(Layout annotation data)
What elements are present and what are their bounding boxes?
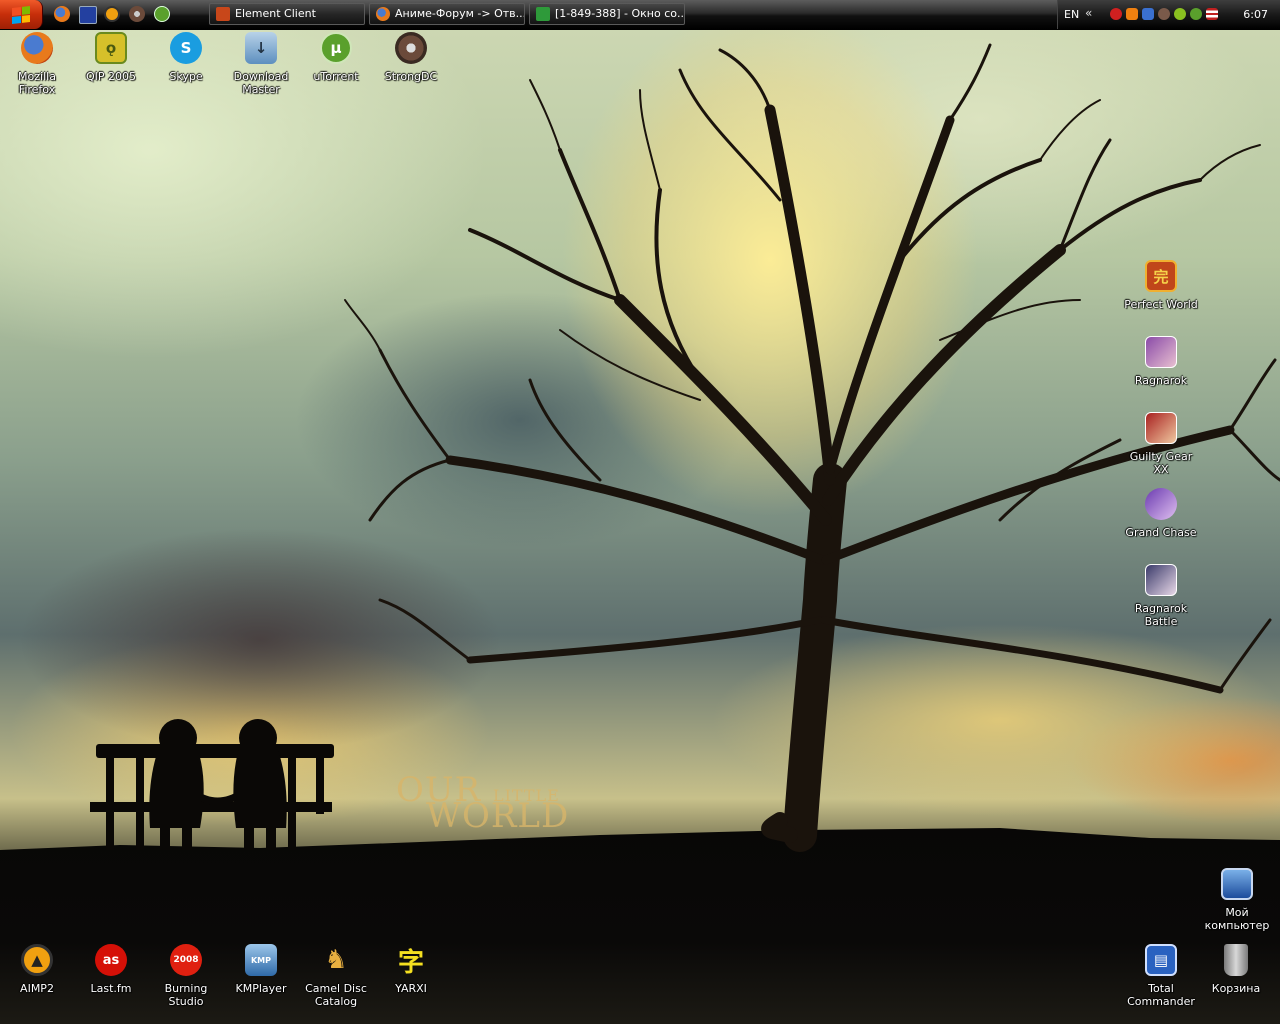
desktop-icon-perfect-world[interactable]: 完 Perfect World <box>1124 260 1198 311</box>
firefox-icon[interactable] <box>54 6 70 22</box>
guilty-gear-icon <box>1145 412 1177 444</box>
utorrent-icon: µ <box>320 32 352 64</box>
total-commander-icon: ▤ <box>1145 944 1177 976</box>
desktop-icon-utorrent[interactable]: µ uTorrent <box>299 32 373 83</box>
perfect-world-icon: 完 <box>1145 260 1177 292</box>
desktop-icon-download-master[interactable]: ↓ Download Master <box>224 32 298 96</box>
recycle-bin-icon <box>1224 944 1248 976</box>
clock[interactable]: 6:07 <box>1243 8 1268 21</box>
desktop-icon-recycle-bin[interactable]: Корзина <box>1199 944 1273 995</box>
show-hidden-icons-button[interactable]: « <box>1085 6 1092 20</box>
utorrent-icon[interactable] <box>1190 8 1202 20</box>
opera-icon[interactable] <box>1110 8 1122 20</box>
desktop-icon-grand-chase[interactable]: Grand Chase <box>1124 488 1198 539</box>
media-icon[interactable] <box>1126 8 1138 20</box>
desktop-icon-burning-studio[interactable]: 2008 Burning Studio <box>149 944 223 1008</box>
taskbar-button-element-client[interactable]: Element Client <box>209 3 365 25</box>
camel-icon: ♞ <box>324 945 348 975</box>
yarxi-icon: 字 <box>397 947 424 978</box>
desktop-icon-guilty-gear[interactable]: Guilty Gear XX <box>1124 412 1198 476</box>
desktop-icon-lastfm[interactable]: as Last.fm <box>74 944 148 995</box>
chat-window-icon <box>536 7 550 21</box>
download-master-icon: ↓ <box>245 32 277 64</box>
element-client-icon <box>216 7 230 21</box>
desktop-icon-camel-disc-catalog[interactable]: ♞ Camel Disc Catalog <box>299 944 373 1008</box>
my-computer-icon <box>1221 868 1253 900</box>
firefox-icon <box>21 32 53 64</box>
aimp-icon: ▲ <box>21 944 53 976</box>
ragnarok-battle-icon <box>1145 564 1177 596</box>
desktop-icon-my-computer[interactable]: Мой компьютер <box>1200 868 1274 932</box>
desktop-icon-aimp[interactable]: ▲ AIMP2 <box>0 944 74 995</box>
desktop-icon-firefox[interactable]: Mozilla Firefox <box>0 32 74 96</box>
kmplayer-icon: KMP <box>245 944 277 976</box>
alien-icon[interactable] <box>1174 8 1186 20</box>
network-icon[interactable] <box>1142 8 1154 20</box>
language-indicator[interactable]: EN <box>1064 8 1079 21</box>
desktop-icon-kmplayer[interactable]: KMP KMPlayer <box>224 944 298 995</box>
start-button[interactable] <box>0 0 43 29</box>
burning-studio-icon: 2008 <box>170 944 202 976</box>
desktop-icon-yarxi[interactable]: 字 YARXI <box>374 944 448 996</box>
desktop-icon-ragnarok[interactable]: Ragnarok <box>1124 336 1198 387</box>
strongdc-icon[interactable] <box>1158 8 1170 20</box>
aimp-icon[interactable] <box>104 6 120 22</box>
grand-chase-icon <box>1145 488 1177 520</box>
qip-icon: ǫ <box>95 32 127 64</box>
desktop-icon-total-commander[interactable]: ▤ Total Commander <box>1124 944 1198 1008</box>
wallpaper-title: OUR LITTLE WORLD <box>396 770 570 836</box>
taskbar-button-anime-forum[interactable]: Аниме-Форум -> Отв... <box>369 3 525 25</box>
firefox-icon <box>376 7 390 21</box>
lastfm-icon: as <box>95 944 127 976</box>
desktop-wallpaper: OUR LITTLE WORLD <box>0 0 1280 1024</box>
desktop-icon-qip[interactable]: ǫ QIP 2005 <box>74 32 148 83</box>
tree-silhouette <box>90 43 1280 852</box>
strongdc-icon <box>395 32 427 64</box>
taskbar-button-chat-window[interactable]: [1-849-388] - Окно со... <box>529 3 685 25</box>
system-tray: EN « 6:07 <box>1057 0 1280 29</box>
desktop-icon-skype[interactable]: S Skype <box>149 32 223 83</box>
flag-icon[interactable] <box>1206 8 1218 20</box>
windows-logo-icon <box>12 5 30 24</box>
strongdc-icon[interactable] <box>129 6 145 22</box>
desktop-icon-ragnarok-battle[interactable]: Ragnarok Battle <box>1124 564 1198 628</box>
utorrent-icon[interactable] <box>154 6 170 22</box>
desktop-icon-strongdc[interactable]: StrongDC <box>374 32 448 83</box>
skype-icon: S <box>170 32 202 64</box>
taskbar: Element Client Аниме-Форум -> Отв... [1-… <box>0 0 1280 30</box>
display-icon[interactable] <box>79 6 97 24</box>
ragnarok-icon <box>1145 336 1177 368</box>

==

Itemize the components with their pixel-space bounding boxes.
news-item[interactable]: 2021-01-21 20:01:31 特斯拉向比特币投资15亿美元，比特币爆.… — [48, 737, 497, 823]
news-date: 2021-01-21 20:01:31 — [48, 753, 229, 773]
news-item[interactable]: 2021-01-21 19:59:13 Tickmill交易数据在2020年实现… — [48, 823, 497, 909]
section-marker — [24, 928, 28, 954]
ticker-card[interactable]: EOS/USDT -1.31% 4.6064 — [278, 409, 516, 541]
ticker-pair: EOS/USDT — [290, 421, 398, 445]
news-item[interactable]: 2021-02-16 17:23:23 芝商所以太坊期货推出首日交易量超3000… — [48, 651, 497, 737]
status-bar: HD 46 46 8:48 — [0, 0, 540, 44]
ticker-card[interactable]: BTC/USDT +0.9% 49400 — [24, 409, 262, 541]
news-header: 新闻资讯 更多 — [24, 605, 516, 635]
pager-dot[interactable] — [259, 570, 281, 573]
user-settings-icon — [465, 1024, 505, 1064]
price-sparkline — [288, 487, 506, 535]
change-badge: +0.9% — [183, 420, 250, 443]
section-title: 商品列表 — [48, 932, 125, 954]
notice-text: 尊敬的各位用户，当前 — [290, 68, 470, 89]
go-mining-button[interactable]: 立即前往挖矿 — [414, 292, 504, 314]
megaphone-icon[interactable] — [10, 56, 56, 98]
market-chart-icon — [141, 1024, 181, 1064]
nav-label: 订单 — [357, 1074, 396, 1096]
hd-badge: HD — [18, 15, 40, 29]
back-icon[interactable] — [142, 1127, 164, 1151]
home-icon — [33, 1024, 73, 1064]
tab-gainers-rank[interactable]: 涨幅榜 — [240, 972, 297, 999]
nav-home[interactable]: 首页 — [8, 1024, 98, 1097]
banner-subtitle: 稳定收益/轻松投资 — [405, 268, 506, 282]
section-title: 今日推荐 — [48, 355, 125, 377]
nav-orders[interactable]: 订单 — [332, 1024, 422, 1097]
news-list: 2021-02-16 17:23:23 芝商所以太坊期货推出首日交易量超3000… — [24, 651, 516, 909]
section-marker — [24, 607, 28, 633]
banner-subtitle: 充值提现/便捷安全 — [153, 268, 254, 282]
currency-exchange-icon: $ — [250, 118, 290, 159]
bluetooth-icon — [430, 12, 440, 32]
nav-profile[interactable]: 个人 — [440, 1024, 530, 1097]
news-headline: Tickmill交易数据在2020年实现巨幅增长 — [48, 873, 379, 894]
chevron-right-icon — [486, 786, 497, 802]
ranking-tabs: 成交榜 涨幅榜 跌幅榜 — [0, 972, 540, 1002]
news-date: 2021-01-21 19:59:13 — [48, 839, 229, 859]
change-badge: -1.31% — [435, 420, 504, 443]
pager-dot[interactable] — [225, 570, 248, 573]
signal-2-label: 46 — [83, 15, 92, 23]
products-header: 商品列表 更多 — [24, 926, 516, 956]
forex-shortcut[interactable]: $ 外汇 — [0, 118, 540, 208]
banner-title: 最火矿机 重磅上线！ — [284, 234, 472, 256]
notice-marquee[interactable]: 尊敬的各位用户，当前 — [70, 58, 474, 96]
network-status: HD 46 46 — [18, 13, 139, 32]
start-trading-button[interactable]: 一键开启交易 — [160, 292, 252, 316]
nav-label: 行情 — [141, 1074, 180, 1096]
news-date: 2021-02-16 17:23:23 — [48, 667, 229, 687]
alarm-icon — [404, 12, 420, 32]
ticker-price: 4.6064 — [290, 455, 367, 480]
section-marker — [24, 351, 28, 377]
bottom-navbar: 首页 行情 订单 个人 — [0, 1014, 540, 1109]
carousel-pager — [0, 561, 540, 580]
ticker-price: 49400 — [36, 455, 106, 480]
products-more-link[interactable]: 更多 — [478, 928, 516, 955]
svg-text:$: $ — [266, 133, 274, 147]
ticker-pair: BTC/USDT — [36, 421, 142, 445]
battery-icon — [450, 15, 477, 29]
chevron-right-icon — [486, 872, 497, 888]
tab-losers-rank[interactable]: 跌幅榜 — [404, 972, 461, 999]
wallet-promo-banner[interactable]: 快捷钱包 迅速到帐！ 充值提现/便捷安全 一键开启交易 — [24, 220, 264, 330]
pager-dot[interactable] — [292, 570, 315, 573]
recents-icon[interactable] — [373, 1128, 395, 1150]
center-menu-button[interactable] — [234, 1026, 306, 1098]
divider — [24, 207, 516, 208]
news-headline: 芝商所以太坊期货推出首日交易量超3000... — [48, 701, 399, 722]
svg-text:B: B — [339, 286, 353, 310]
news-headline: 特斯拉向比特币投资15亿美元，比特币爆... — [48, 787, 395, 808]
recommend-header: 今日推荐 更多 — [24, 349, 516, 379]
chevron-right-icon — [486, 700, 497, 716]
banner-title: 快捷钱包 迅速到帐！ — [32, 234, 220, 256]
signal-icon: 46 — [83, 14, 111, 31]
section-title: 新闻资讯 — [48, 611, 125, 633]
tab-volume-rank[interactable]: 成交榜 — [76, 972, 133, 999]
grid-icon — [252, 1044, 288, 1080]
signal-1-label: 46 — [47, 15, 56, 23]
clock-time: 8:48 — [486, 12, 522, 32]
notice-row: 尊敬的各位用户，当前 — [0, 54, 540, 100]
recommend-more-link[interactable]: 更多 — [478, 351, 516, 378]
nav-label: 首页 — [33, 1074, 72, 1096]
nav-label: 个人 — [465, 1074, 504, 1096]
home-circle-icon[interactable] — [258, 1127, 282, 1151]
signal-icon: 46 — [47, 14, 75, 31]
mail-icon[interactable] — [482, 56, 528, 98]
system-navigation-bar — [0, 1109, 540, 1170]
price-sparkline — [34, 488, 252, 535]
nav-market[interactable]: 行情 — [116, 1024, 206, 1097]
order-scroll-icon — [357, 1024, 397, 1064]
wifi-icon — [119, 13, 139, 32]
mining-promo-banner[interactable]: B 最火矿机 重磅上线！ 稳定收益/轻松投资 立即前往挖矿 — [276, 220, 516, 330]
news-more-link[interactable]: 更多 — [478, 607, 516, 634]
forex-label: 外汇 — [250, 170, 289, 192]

**What the exercise asks**
Print every line from the one containing "Itemize the components" down to the one containing "status-bar: HD 46 46 8:48 — [0, 0, 540, 44]", with both of those lines included and all of them reproduced without any change.

**Right answer**
Itemize the components with their pixel-space bounding boxes.
news-item[interactable]: 2021-01-21 20:01:31 特斯拉向比特币投资15亿美元，比特币爆.… — [48, 737, 497, 823]
news-date: 2021-01-21 20:01:31 — [48, 753, 229, 773]
news-item[interactable]: 2021-01-21 19:59:13 Tickmill交易数据在2020年实现… — [48, 823, 497, 909]
section-marker — [24, 928, 28, 954]
ticker-card[interactable]: EOS/USDT -1.31% 4.6064 — [278, 409, 516, 541]
ticker-pair: EOS/USDT — [290, 421, 398, 445]
news-item[interactable]: 2021-02-16 17:23:23 芝商所以太坊期货推出首日交易量超3000… — [48, 651, 497, 737]
status-bar: HD 46 46 8:48 — [0, 0, 540, 44]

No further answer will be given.